◆ **INSTRUCTIONS TO FOLLOW**
Copy out each line of the material in which the word "Gillingham" appears.

Stored entries
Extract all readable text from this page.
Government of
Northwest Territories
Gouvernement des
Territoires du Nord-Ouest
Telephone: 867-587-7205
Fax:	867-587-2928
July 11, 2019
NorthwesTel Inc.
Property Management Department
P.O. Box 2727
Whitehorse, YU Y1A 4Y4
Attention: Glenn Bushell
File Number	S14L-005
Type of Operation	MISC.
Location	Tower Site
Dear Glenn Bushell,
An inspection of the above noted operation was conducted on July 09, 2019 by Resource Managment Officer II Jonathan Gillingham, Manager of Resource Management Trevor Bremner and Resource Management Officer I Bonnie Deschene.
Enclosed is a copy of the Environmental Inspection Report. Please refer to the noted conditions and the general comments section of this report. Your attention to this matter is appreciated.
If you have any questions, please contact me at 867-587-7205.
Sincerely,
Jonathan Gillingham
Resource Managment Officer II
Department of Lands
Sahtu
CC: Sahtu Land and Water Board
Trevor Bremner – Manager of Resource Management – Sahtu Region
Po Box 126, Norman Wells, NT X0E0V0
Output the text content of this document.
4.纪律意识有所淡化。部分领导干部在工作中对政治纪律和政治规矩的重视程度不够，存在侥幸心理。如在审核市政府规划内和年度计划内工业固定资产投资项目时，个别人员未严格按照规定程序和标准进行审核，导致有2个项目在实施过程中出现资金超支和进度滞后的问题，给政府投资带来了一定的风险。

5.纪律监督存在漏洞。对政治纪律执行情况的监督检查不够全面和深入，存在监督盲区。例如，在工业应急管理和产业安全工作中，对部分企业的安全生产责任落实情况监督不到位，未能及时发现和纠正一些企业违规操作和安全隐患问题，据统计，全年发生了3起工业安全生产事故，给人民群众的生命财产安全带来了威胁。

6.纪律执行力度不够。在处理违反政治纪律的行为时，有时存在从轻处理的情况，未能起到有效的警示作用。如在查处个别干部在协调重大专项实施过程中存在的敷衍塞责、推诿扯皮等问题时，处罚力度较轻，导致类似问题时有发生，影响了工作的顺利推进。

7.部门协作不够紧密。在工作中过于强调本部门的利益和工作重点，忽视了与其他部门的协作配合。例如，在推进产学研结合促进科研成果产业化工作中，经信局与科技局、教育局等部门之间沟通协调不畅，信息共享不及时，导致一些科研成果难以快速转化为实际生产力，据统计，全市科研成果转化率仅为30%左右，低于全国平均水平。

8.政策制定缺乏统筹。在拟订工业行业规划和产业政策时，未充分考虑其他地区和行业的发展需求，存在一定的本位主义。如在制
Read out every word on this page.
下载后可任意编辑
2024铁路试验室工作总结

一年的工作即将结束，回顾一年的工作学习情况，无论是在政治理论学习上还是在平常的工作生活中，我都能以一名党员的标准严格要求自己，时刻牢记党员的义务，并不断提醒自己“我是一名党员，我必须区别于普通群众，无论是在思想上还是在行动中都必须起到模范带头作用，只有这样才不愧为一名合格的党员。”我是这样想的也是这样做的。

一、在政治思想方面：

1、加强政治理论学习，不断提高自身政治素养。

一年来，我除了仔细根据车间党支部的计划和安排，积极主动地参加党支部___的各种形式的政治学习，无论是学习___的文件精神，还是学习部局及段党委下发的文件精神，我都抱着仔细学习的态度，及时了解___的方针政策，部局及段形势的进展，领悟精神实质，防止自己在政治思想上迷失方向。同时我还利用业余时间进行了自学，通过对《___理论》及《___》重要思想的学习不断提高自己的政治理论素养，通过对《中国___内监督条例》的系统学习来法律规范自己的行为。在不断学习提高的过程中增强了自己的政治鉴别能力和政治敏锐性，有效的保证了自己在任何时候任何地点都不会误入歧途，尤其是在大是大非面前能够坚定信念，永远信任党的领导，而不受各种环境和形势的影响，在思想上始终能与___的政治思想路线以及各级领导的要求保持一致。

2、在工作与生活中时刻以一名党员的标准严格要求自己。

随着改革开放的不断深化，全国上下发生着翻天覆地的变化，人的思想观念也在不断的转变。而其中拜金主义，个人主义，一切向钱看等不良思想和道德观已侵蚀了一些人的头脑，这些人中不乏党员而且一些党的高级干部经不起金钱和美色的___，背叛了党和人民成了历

...

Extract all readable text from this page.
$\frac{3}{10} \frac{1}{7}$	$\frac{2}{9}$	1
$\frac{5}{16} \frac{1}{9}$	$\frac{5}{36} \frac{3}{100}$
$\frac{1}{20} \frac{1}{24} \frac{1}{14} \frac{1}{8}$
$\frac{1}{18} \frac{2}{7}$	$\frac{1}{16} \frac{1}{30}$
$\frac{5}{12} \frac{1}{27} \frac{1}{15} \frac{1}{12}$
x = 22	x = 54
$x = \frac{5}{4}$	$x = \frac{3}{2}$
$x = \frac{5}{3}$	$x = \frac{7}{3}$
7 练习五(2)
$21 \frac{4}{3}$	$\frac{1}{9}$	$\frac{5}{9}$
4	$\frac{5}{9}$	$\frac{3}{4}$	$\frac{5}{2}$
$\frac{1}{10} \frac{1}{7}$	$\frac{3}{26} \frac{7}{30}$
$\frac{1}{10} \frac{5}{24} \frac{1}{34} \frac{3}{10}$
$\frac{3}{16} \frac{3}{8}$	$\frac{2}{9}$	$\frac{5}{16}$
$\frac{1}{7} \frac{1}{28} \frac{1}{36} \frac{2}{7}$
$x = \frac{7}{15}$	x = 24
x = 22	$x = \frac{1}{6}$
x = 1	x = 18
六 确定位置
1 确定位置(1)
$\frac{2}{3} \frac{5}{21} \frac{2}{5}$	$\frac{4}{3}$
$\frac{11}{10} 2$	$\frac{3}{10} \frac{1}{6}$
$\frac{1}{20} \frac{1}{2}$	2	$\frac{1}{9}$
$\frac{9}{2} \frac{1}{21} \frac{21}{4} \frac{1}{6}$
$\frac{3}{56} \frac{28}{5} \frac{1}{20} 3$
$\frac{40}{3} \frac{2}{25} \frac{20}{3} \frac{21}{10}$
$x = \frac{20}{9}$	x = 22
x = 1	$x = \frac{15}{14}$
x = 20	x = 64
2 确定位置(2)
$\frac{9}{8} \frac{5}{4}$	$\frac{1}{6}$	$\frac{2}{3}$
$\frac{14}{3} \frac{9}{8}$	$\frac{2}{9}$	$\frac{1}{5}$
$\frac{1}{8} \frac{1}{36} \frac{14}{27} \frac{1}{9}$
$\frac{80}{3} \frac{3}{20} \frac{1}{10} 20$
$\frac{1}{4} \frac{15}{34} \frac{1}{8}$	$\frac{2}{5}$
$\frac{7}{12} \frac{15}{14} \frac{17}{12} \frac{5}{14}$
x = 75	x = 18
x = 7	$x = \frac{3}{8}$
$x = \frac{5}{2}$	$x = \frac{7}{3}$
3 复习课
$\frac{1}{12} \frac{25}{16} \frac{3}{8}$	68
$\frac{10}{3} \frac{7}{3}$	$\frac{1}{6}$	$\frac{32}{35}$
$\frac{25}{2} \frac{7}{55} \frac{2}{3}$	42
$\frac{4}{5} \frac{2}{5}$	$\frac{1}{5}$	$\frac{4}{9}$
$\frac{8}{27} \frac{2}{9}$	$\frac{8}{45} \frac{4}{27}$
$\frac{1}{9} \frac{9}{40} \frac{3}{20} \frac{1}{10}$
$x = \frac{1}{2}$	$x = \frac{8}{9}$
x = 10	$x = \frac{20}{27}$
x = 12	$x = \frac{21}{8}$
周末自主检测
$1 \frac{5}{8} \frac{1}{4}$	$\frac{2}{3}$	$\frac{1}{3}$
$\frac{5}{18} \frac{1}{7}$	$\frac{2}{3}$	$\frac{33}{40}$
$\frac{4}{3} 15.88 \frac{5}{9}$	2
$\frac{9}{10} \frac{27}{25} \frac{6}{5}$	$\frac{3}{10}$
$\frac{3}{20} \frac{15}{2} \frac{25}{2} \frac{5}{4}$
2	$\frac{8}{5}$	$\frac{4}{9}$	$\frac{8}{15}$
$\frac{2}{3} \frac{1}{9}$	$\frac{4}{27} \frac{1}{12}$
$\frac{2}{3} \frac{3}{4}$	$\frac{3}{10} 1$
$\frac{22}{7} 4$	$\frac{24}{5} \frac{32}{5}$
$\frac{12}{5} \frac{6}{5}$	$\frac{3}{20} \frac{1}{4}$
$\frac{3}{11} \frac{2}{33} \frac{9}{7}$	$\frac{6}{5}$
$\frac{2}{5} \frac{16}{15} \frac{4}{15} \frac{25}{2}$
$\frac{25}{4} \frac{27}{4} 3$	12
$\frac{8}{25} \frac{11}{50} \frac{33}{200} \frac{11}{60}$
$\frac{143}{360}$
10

◆ **WRITTEN ANSWER**
An inspection of the above noted operation was conducted on July 09, 2019 by Resource Managment Officer II Jonathan Gillingham, Manager of Resource Management Trevor Bremner and Resource Management Officer I Bonnie Deschene.
Jonathan Gillingham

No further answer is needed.